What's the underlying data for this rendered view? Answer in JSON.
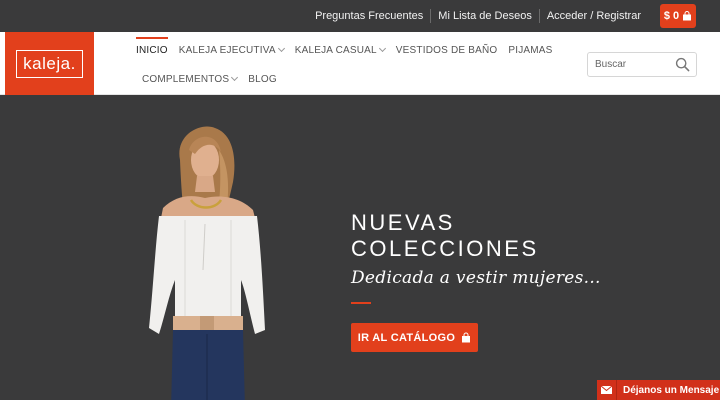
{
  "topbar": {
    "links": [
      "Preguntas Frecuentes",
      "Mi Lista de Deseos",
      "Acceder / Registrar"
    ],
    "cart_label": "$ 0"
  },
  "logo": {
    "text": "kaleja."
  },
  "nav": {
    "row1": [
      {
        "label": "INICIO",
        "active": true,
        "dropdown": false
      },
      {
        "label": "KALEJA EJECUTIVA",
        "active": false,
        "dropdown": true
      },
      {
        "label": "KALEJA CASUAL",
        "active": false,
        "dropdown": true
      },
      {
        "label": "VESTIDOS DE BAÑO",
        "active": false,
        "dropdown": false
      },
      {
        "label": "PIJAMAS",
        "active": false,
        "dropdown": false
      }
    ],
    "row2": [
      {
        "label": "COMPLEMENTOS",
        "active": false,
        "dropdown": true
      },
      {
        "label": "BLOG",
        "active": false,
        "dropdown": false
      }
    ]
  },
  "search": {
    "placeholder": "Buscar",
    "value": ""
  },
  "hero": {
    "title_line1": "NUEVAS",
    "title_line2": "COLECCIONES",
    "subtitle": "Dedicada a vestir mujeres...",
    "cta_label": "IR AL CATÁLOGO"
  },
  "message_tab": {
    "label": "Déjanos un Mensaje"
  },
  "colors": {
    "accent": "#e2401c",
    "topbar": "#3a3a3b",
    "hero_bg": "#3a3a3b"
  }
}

*****

Repeat every record above exactly, but leave out any pictures.

What's the underlying data for this rendered view? Answer in JSON.
{
  "topbar": {
    "links": [
      "Preguntas Frecuentes",
      "Mi Lista de Deseos",
      "Acceder / Registrar"
    ],
    "cart_label": "$ 0"
  },
  "logo": {
    "text": "kaleja."
  },
  "nav": {
    "row1": [
      {
        "label": "INICIO",
        "active": true,
        "dropdown": false
      },
      {
        "label": "KALEJA EJECUTIVA",
        "active": false,
        "dropdown": true
      },
      {
        "label": "KALEJA CASUAL",
        "active": false,
        "dropdown": true
      },
      {
        "label": "VESTIDOS DE BAÑO",
        "active": false,
        "dropdown": false
      },
      {
        "label": "PIJAMAS",
        "active": false,
        "dropdown": false
      }
    ],
    "row2": [
      {
        "label": "COMPLEMENTOS",
        "active": false,
        "dropdown": true
      },
      {
        "label": "BLOG",
        "active": false,
        "dropdown": false
      }
    ]
  },
  "search": {
    "placeholder": "Buscar",
    "value": ""
  },
  "hero": {
    "title_line1": "NUEVAS",
    "title_line2": "COLECCIONES",
    "subtitle": "Dedicada a vestir mujeres...",
    "cta_label": "IR AL CATÁLOGO"
  },
  "message_tab": {
    "label": "Déjanos un Mensaje"
  },
  "colors": {
    "accent": "#e2401c",
    "topbar": "#3a3a3b",
    "hero_bg": "#3a3a3b"
  }
}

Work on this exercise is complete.